— START Data for this task —
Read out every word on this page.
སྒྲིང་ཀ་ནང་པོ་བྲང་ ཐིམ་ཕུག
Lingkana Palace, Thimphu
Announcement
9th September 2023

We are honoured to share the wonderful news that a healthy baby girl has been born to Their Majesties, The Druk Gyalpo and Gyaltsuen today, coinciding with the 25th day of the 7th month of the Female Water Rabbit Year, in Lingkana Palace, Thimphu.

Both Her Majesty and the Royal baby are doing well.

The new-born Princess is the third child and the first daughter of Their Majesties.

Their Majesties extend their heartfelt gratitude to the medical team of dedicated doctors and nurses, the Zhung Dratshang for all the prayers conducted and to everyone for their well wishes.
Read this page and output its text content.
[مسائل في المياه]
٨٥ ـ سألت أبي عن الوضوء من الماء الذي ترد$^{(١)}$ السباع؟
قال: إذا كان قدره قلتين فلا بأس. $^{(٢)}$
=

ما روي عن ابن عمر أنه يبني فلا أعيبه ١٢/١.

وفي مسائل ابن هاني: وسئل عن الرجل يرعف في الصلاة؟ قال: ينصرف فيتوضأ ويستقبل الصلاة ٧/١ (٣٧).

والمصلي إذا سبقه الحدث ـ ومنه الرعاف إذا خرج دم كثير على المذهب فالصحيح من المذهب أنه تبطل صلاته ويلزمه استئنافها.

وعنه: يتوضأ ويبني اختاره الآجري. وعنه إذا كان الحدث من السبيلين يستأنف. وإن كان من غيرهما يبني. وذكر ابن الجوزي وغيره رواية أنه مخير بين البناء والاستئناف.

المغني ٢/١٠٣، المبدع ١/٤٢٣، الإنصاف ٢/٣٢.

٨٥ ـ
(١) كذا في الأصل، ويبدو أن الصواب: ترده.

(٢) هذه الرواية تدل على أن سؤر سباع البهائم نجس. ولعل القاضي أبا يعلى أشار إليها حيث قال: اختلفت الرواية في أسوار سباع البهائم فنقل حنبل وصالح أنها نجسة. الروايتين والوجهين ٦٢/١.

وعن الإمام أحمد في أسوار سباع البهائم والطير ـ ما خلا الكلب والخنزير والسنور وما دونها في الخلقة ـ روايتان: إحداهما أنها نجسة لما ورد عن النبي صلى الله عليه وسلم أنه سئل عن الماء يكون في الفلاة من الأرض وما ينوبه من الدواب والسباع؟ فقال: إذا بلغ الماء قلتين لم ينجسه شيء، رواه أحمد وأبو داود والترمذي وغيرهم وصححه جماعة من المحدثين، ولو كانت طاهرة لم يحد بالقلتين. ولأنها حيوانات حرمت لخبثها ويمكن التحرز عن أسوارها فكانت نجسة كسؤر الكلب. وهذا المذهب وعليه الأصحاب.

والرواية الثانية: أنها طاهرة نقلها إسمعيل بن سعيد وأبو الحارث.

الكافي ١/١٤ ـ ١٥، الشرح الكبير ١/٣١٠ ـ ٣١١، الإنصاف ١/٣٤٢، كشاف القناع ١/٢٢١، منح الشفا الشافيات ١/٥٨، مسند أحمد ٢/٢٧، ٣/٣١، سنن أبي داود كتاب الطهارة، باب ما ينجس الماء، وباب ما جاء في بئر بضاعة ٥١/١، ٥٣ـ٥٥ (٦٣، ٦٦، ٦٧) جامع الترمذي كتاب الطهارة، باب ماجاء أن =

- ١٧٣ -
— END Data for this task —
**Set exercise:**
Your task is to print the whole listing again exactly.

**The reply:**
Read out every word on this page.
སྒྲིང་ཀ་ནང་པོ་བྲང་ ཐིམ་ཕུག
Lingkana Palace, Thimphu
Announcement
9th September 2023

We are honoured to share the wonderful news that a healthy baby girl has been born to Their Majesties, The Druk Gyalpo and Gyaltsuen today, coinciding with the 25th day of the 7th month of the Female Water Rabbit Year, in Lingkana Palace, Thimphu.

Both Her Majesty and the Royal baby are doing well.

The new-born Princess is the third child and the first daughter of Their Majesties.

Their Majesties extend their heartfelt gratitude to the medical team of dedicated doctors and nurses, the Zhung Dratshang for all the prayers conducted and to everyone for their well wishes.
Read this page and output its text content.
[مسائل في المياه]
٨٥ ـ سألت أبي عن الوضوء من الماء الذي ترد$^{(١)}$ السباع؟
قال: إذا كان قدره قلتين فلا بأس. $^{(٢)}$
=

ما روي عن ابن عمر أنه يبني فلا أعيبه ١٢/١.

وفي مسائل ابن هاني: وسئل عن الرجل يرعف في الصلاة؟ قال: ينصرف فيتوضأ ويستقبل الصلاة ٧/١ (٣٧).

والمصلي إذا سبقه الحدث ـ ومنه الرعاف إذا خرج دم كثير على المذهب فالصحيح من المذهب أنه تبطل صلاته ويلزمه استئنافها.

وعنه: يتوضأ ويبني اختاره الآجري. وعنه إذا كان الحدث من السبيلين يستأنف. وإن كان من غيرهما يبني. وذكر ابن الجوزي وغيره رواية أنه مخير بين البناء والاستئناف.

المغني ٢/١٠٣، المبدع ١/٤٢٣، الإنصاف ٢/٣٢.

٨٥ ـ
(١) كذا في الأصل، ويبدو أن الصواب: ترده.

(٢) هذه الرواية تدل على أن سؤر سباع البهائم نجس. ولعل القاضي أبا يعلى أشار إليها حيث قال: اختلفت الرواية في أسوار سباع البهائم فنقل حنبل وصالح أنها نجسة. الروايتين والوجهين ٦٢/١.

وعن الإمام أحمد في أسوار سباع البهائم والطير ـ ما خلا الكلب والخنزير والسنور وما دونها في الخلقة ـ روايتان: إحداهما أنها نجسة لما ورد عن النبي صلى الله عليه وسلم أنه سئل عن الماء يكون في الفلاة من الأرض وما ينوبه من الدواب والسباع؟ فقال: إذا بلغ الماء قلتين لم ينجسه شيء، رواه أحمد وأبو داود والترمذي وغيرهم وصححه جماعة من المحدثين، ولو كانت طاهرة لم يحد بالقلتين. ولأنها حيوانات حرمت لخبثها ويمكن التحرز عن أسوارها فكانت نجسة كسؤر الكلب. وهذا المذهب وعليه الأصحاب.

والرواية الثانية: أنها طاهرة نقلها إسمعيل بن سعيد وأبو الحارث.

الكافي ١/١٤ ـ ١٥، الشرح الكبير ١/٣١٠ ـ ٣١١، الإنصاف ١/٣٤٢، كشاف القناع ١/٢٢١، منح الشفا الشافيات ١/٥٨، مسند أحمد ٢/٢٧، ٣/٣١، سنن أبي داود كتاب الطهارة، باب ما ينجس الماء، وباب ما جاء في بئر بضاعة ٥١/١، ٥٣ـ٥٥ (٦٣، ٦٦، ٦٧) جامع الترمذي كتاب الطهارة، باب ماجاء أن =

- ١٧٣ -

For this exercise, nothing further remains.